Reproduce every entry exactly as shown.

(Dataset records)
########

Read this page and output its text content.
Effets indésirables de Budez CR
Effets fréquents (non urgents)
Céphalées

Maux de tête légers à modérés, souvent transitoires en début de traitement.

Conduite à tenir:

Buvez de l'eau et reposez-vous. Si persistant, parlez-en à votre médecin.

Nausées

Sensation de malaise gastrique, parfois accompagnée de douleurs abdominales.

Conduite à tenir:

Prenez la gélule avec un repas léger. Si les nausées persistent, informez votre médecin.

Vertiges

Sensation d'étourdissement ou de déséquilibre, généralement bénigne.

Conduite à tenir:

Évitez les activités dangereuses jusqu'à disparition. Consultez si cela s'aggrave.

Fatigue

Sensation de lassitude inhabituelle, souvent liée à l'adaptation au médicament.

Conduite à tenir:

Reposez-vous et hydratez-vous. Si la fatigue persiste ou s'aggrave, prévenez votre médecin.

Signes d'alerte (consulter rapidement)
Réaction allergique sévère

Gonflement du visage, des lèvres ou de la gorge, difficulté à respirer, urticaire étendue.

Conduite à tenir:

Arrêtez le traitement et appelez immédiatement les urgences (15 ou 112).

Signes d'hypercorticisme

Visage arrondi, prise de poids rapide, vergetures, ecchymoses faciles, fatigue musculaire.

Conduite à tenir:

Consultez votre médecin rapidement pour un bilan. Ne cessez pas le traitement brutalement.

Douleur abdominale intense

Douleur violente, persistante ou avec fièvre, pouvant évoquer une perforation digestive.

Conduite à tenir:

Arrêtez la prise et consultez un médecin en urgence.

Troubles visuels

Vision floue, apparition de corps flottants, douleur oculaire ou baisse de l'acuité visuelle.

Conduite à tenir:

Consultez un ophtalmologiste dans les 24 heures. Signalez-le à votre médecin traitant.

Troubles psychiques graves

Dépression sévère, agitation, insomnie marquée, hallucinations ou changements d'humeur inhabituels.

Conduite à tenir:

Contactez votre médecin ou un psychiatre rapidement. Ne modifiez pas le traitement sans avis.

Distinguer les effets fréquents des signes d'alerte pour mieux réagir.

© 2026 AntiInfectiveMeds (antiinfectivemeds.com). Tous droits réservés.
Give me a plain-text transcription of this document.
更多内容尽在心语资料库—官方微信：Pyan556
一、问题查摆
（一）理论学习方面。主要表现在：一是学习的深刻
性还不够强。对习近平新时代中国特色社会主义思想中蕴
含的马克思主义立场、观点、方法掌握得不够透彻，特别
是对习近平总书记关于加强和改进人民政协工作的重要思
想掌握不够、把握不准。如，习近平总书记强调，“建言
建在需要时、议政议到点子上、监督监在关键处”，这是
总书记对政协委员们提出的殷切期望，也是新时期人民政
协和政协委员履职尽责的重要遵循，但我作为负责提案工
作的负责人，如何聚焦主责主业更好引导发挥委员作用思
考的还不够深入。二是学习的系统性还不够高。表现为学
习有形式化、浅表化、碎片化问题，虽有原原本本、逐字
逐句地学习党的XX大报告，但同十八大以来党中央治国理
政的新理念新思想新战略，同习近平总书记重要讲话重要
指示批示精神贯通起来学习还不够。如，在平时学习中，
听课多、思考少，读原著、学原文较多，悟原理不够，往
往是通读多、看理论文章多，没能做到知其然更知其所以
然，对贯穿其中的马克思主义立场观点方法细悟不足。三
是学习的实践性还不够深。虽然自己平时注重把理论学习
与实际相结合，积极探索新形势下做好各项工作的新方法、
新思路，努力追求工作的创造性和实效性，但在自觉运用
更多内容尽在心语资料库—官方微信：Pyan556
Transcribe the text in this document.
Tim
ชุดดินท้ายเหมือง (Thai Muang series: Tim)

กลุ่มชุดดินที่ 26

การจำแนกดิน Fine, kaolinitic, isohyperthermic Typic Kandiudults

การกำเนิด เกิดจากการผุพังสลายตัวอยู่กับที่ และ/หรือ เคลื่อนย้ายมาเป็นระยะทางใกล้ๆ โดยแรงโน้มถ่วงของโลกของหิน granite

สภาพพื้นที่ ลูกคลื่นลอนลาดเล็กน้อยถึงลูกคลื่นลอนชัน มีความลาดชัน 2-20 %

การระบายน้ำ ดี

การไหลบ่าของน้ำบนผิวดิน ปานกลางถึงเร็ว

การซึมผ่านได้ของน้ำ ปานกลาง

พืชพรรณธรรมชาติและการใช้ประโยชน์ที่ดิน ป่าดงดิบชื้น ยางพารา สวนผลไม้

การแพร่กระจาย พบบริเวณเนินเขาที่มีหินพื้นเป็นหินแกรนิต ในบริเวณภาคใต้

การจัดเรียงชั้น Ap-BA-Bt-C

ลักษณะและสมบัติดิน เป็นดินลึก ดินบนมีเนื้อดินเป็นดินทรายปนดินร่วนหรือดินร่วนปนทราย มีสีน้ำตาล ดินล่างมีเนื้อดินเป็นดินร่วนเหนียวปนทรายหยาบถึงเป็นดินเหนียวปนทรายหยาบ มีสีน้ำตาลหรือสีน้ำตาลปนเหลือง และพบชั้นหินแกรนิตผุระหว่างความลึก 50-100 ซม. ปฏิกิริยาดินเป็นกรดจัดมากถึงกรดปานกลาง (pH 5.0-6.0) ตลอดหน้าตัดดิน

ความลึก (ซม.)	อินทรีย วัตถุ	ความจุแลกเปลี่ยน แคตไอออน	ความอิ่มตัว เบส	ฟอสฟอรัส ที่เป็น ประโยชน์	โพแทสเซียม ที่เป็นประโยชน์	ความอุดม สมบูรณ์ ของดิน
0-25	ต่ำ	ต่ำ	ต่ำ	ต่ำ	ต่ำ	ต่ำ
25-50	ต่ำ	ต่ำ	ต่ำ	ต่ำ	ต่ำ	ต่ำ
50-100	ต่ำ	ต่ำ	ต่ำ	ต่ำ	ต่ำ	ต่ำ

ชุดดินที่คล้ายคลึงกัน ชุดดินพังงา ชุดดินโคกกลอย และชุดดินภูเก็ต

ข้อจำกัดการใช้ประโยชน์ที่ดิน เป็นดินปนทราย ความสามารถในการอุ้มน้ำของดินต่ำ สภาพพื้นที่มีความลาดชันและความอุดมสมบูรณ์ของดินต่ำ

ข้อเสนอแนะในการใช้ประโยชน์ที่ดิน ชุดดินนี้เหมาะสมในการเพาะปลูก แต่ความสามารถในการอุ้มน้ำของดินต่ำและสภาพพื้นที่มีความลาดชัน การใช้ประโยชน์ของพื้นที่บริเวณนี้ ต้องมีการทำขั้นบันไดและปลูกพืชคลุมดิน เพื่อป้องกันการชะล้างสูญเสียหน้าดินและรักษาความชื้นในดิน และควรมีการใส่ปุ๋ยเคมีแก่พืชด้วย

########

> **Result of this task**:
Read this page and output its text content.
Effets indésirables de Budez CR
Effets fréquents (non urgents)
Céphalées

Maux de tête légers à modérés, souvent transitoires en début de traitement.

Conduite à tenir:

Buvez de l'eau et reposez-vous. Si persistant, parlez-en à votre médecin.

Nausées

Sensation de malaise gastrique, parfois accompagnée de douleurs abdominales.

Conduite à tenir:

Prenez la gélule avec un repas léger. Si les nausées persistent, informez votre médecin.

Vertiges

Sensation d'étourdissement ou de déséquilibre, généralement bénigne.

Conduite à tenir:

Évitez les activités dangereuses jusqu'à disparition. Consultez si cela s'aggrave.

Fatigue

Sensation de lassitude inhabituelle, souvent liée à l'adaptation au médicament.

Conduite à tenir:

Reposez-vous et hydratez-vous. Si la fatigue persiste ou s'aggrave, prévenez votre médecin.

Signes d'alerte (consulter rapidement)
Réaction allergique sévère

Gonflement du visage, des lèvres ou de la gorge, difficulté à respirer, urticaire étendue.

Conduite à tenir:

Arrêtez le traitement et appelez immédiatement les urgences (15 ou 112).

Signes d'hypercorticisme

Visage arrondi, prise de poids rapide, vergetures, ecchymoses faciles, fatigue musculaire.

Conduite à tenir:

Consultez votre médecin rapidement pour un bilan. Ne cessez pas le traitement brutalement.

Douleur abdominale intense

Douleur violente, persistante ou avec fièvre, pouvant évoquer une perforation digestive.

Conduite à tenir:

Arrêtez la prise et consultez un médecin en urgence.

Troubles visuels

Vision floue, apparition de corps flottants, douleur oculaire ou baisse de l'acuité visuelle.

Conduite à tenir:

Consultez un ophtalmologiste dans les 24 heures. Signalez-le à votre médecin traitant.

Troubles psychiques graves

Dépression sévère, agitation, insomnie marquée, hallucinations ou changements d'humeur inhabituels.

Conduite à tenir:

Contactez votre médecin ou un psychiatre rapidement. Ne modifiez pas le traitement sans avis.

Distinguer les effets fréquents des signes d'alerte pour mieux réagir.

© 2026 AntiInfectiveMeds (antiinfectivemeds.com). Tous droits réservés.
Give me a plain-text transcription of this document.
更多内容尽在心语资料库—官方微信：Pyan556
一、问题查摆
（一）理论学习方面。主要表现在：一是学习的深刻
性还不够强。对习近平新时代中国特色社会主义思想中蕴
含的马克思主义立场、观点、方法掌握得不够透彻，特别
是对习近平总书记关于加强和改进人民政协工作的重要思
想掌握不够、把握不准。如，习近平总书记强调，“建言
建在需要时、议政议到点子上、监督监在关键处”，这是
总书记对政协委员们提出的殷切期望，也是新时期人民政
协和政协委员履职尽责的重要遵循，但我作为负责提案工
作的负责人，如何聚焦主责主业更好引导发挥委员作用思
考的还不够深入。二是学习的系统性还不够高。表现为学
习有形式化、浅表化、碎片化问题，虽有原原本本、逐字
逐句地学习党的XX大报告，但同十八大以来党中央治国理
政的新理念新思想新战略，同习近平总书记重要讲话重要
指示批示精神贯通起来学习还不够。如，在平时学习中，
听课多、思考少，读原著、学原文较多，悟原理不够，往
往是通读多、看理论文章多，没能做到知其然更知其所以
然，对贯穿其中的马克思主义立场观点方法细悟不足。三
是学习的实践性还不够深。虽然自己平时注重把理论学习
与实际相结合，积极探索新形势下做好各项工作的新方法、
新思路，努力追求工作的创造性和实效性，但在自觉运用
更多内容尽在心语资料库—官方微信：Pyan556
Transcribe the text in this document.
Tim
ชุดดินท้ายเหมือง (Thai Muang series: Tim)

กลุ่มชุดดินที่ 26

การจำแนกดิน Fine, kaolinitic, isohyperthermic Typic Kandiudults

การกำเนิด เกิดจากการผุพังสลายตัวอยู่กับที่ และ/หรือ เคลื่อนย้ายมาเป็นระยะทางใกล้ๆ โดยแรงโน้มถ่วงของโลกของหิน granite

สภาพพื้นที่ ลูกคลื่นลอนลาดเล็กน้อยถึงลูกคลื่นลอนชัน มีความลาดชัน 2-20 %

การระบายน้ำ ดี

การไหลบ่าของน้ำบนผิวดิน ปานกลางถึงเร็ว

การซึมผ่านได้ของน้ำ ปานกลาง

พืชพรรณธรรมชาติและการใช้ประโยชน์ที่ดิน ป่าดงดิบชื้น ยางพารา สวนผลไม้

การแพร่กระจาย พบบริเวณเนินเขาที่มีหินพื้นเป็นหินแกรนิต ในบริเวณภาคใต้

การจัดเรียงชั้น Ap-BA-Bt-C

ลักษณะและสมบัติดิน เป็นดินลึก ดินบนมีเนื้อดินเป็นดินทรายปนดินร่วนหรือดินร่วนปนทราย มีสีน้ำตาล ดินล่างมีเนื้อดินเป็นดินร่วนเหนียวปนทรายหยาบถึงเป็นดินเหนียวปนทรายหยาบ มีสีน้ำตาลหรือสีน้ำตาลปนเหลือง และพบชั้นหินแกรนิตผุระหว่างความลึก 50-100 ซม. ปฏิกิริยาดินเป็นกรดจัดมากถึงกรดปานกลาง (pH 5.0-6.0) ตลอดหน้าตัดดิน

ความลึก (ซม.)	อินทรีย วัตถุ	ความจุแลกเปลี่ยน แคตไอออน	ความอิ่มตัว เบส	ฟอสฟอรัส ที่เป็น ประโยชน์	โพแทสเซียม ที่เป็นประโยชน์	ความอุดม สมบูรณ์ ของดิน
0-25	ต่ำ	ต่ำ	ต่ำ	ต่ำ	ต่ำ	ต่ำ
25-50	ต่ำ	ต่ำ	ต่ำ	ต่ำ	ต่ำ	ต่ำ
50-100	ต่ำ	ต่ำ	ต่ำ	ต่ำ	ต่ำ	ต่ำ

ชุดดินที่คล้ายคลึงกัน ชุดดินพังงา ชุดดินโคกกลอย และชุดดินภูเก็ต

ข้อจำกัดการใช้ประโยชน์ที่ดิน เป็นดินปนทราย ความสามารถในการอุ้มน้ำของดินต่ำ สภาพพื้นที่มีความลาดชันและความอุดมสมบูรณ์ของดินต่ำ

ข้อเสนอแนะในการใช้ประโยชน์ที่ดิน ชุดดินนี้เหมาะสมในการเพาะปลูก แต่ความสามารถในการอุ้มน้ำของดินต่ำและสภาพพื้นที่มีความลาดชัน การใช้ประโยชน์ของพื้นที่บริเวณนี้ ต้องมีการทำขั้นบันไดและปลูกพืชคลุมดิน เพื่อป้องกันการชะล้างสูญเสียหน้าดินและรักษาความชื้นในดิน และควรมีการใส่ปุ๋ยเคมีแก่พืชด้วย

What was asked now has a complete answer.